● GOAL:
Copy each line that holds "icon".
◆ ◆ ◆ ◆
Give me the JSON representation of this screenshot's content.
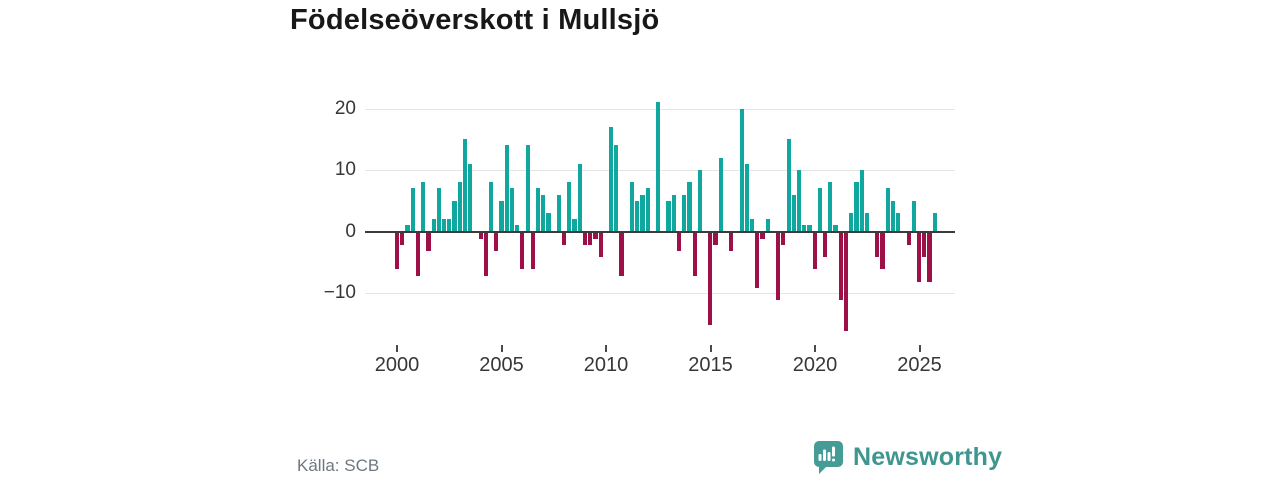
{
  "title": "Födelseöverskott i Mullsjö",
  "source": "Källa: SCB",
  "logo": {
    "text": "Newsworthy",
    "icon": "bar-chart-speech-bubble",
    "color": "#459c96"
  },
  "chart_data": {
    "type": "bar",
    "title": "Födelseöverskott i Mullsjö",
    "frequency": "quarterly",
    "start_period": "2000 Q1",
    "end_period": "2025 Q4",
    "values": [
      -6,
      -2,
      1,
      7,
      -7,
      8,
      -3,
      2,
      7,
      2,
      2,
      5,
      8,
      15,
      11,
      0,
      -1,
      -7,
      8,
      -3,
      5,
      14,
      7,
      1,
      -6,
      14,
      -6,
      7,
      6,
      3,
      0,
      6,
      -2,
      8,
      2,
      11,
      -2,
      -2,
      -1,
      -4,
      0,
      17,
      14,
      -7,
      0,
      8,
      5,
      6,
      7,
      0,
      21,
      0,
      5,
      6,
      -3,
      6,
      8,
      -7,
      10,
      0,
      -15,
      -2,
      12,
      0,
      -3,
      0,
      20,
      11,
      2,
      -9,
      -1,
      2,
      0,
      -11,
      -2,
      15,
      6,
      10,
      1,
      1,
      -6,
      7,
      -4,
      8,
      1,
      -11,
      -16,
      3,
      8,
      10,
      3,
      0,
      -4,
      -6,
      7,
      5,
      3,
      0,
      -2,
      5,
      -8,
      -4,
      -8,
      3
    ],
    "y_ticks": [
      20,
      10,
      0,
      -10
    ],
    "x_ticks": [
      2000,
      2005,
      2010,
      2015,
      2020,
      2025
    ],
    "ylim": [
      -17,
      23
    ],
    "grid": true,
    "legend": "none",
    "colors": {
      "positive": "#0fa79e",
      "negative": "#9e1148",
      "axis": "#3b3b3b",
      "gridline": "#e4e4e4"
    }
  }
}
◆ ◆ ◆ ◆
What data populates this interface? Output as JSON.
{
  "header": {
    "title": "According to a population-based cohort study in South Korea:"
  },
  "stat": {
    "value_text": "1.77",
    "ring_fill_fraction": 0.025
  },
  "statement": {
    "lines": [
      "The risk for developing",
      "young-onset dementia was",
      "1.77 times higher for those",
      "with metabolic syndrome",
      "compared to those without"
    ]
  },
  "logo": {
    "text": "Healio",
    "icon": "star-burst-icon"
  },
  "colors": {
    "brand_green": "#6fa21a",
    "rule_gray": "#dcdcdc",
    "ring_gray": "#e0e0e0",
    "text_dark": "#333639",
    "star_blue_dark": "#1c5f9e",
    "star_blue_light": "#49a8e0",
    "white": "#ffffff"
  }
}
◆ ◆ ◆ ◆
● WRITTEN REPLY:
    "icon": "bar-chart-speech-bubble",
    "icon": "star-burst-icon"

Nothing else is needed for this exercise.